Stated problem
Below is some material; transcribe all of it exactly.

Records from a data source
#####

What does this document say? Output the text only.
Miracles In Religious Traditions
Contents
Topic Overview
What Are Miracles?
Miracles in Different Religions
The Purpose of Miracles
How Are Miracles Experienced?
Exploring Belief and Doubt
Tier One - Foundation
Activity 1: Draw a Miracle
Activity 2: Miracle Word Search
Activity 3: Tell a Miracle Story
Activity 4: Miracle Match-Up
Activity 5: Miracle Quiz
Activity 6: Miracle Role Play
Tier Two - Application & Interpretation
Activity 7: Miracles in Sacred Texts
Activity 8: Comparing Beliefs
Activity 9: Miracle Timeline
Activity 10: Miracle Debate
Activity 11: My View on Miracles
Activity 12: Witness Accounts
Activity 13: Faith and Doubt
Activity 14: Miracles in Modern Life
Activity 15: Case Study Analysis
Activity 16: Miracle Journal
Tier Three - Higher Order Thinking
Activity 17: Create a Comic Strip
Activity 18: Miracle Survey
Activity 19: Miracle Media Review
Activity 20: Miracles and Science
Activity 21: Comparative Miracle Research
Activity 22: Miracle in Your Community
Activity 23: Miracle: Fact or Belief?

#####

Solution to this exercise
What does this document say? Output the text only.
Miracles In Religious Traditions
Contents
Topic Overview
What Are Miracles?
Miracles in Different Religions
The Purpose of Miracles
How Are Miracles Experienced?
Exploring Belief and Doubt
Tier One - Foundation
Activity 1: Draw a Miracle
Activity 2: Miracle Word Search
Activity 3: Tell a Miracle Story
Activity 4: Miracle Match-Up
Activity 5: Miracle Quiz
Activity 6: Miracle Role Play
Tier Two - Application & Interpretation
Activity 7: Miracles in Sacred Texts
Activity 8: Comparing Beliefs
Activity 9: Miracle Timeline
Activity 10: Miracle Debate
Activity 11: My View on Miracles
Activity 12: Witness Accounts
Activity 13: Faith and Doubt
Activity 14: Miracles in Modern Life
Activity 15: Case Study Analysis
Activity 16: Miracle Journal
Tier Three - Higher Order Thinking
Activity 17: Create a Comic Strip
Activity 18: Miracle Survey
Activity 19: Miracle Media Review
Activity 20: Miracles and Science
Activity 21: Comparative Miracle Research
Activity 22: Miracle in Your Community
Activity 23: Miracle: Fact or Belief?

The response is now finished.